→ **TEXT FOR ANALYSIS**
While the mother-and-daughter story has plenty of overlap, it wasn’t always looking to be that way. Kuehn won a state tennis title in high school and didn’t play on a high school golf team because her school didn’t have one. Also, she has a diverse athletic family history – her father, Eric, played baseball at Wake Forest; her uncle, Brad, played baseball at Georgia; her uncle, Jeff, played baseball at Furman; and her grandfather, Jack, played golf and basketball at MIT.
When she did fully turn to golf and became a strong junior player, Kuehn made it absolutely clear that she was not attending Wake Forest like her mother and father had. In many a conversation, Corrie Kuehn remembers her daughter animatedly waving her finger saying that Wake Forest was her parents’ school and she wanted her own experience.
That was until she half-begrudgingly visited the small, picturesque campus in Winston-Salem and felt an immediate connection, calling her mom on the way home to dryly tell her, “I guess I’m going to Wake Forest.” Corrie Kuehn, angry that her daughter hadn’t called or texted the entire day to that point, was far less upset when she heard the news.

→ **SET OF TASKS**
A – Rewrite the stretch of the passage about Kuehn from "When she did" through "heard the news.", putting "scenic" in place of "picturesque".
B – Add a short continuation to the passage about Kuehn, beginning right after its final sentence.

→ **PROVIDED DATA**
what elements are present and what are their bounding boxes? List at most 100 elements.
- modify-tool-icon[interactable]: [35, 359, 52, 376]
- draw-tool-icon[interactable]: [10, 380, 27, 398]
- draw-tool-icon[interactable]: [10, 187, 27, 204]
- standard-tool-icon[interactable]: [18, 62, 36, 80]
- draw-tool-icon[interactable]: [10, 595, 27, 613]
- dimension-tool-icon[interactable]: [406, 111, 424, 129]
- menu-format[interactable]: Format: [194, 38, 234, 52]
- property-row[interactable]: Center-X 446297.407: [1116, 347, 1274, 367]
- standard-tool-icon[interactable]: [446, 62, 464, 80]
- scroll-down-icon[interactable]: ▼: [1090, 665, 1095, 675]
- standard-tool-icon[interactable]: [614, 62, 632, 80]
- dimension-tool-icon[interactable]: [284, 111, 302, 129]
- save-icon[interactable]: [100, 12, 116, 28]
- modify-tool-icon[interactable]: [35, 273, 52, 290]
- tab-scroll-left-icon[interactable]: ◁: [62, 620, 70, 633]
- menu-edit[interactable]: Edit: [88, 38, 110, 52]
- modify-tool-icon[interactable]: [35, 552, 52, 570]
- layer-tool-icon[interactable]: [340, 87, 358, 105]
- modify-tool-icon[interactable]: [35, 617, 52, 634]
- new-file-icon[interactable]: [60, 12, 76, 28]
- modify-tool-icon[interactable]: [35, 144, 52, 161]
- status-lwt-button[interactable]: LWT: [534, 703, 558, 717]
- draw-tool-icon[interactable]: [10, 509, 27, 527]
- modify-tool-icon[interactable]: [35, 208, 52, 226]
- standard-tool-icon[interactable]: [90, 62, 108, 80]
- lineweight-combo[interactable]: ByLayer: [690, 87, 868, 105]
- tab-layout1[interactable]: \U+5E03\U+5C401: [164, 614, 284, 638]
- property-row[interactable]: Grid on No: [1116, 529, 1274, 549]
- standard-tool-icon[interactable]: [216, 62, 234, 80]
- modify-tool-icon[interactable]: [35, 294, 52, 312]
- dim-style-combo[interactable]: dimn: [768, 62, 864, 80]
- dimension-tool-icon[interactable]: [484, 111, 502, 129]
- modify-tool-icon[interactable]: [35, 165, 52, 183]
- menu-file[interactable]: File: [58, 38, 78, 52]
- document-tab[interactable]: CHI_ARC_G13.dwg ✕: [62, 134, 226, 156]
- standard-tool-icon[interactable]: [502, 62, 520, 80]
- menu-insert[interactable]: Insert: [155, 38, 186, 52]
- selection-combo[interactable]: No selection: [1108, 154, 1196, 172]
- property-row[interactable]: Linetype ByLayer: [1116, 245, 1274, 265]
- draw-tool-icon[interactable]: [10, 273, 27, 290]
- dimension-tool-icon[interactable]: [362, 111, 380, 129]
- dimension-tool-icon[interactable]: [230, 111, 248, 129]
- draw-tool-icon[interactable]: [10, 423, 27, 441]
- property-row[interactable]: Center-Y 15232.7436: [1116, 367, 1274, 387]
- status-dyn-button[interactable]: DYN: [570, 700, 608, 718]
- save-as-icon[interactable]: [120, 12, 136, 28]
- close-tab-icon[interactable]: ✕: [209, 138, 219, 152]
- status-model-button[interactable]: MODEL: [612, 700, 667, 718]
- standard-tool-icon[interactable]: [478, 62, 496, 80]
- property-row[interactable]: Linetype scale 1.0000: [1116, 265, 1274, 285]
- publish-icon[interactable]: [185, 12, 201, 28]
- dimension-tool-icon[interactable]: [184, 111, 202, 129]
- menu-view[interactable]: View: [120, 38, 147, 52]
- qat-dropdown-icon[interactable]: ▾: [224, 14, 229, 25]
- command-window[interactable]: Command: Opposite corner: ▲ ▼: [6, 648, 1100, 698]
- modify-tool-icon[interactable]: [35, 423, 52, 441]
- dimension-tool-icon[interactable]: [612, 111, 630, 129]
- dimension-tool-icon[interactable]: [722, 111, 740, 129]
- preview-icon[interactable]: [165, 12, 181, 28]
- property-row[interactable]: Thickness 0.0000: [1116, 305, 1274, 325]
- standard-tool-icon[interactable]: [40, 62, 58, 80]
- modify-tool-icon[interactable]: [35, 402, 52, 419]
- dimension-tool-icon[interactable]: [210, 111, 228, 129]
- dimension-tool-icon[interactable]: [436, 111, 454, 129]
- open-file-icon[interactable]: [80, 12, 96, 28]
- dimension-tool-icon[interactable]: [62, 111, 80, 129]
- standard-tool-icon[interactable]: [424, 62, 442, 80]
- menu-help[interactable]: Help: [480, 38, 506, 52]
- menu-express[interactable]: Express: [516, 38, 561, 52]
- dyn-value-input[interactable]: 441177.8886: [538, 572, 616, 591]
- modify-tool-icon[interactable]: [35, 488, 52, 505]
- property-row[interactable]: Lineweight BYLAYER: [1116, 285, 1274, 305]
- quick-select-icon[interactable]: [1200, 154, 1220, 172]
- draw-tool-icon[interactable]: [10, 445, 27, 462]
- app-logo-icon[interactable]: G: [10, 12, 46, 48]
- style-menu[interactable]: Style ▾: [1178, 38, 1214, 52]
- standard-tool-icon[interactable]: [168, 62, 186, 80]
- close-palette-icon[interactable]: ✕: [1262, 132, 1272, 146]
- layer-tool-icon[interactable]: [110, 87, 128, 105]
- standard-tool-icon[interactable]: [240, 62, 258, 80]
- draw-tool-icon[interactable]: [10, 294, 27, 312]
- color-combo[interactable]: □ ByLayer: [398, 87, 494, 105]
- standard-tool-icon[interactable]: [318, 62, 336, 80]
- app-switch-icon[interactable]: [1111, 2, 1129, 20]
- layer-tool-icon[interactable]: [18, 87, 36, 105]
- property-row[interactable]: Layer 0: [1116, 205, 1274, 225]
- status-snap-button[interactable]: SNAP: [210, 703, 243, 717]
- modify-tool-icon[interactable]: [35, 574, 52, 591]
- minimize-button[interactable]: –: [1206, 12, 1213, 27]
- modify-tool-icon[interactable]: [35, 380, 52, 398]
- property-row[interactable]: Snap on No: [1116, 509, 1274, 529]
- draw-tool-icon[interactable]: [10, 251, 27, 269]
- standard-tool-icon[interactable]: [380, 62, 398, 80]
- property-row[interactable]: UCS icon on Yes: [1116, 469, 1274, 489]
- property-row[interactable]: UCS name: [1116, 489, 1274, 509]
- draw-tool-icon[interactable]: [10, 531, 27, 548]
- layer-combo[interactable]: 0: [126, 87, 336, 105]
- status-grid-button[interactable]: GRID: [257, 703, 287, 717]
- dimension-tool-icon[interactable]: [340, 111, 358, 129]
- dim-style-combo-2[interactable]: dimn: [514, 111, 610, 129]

→ **RESPONSES PER TASK**
A –
When she did fully turn to golf and became a strong junior player, Kuehn made it absolutely clear that she was not attending Wake Forest like her mother and father had. In many a conversation, Corrie Kuehn remembers her daughter animatedly waving her finger saying that Wake Forest was her parents’ school and she wanted her own experience.
That was until she half-begrudgingly visited the small, scenic campus in Winston-Salem and felt an immediate connection, calling her mom on the way home to dryly tell her, “I guess I’m going to Wake Forest.” Corrie Kuehn, angry that her daughter hadn’t called or texted the entire day to that point, was far less upset when she heard the news.

B –
“Originally I didn’t want to go and be their daughter, if that makes sense,” Kuehn said. “I wanted to be Rachel. And I think when I chose to go there, my mom was excited because she knew I could make it my own school.”
Wake Forest head coach Kim Lewellen didn’t originally recruit Kuehn to come to Wake – she had badly wanted Kuehn to play at the University of Virginia where Lewellen coached for 11 years. When Lewellen was hired in 2018 to lead the Demon Deacons, her first phone call was to Kuehn.
“I said, ‘Goodness, I had to change schools to be your coach,’” Lewellen joked. “She’s blossomed as a college player, but I recognized right away that she has all the tools. She just has this competitive nature in whatever she’s going to do, whether it’s a chipping contest or a game of wall ball. Her sports IQ is very high, and you combine that with being a tremendous athlete.”
When asked to name a player that is similar to Kuehn and how she plays, Lewellen mentioned the legendary Seve Ballesteros and lauded Kuehn’s artistry being able to work the ball both ways and finding different solutions around the green.
“She has great hands and great creativity, which to be honest, you don’t see that much in modern golf,” Lewellen said. “Our equipment allows us to hit it so straight and our balls are launched without a lot of spin. She has the soft skills and finesse to do those things, which sets her apart.”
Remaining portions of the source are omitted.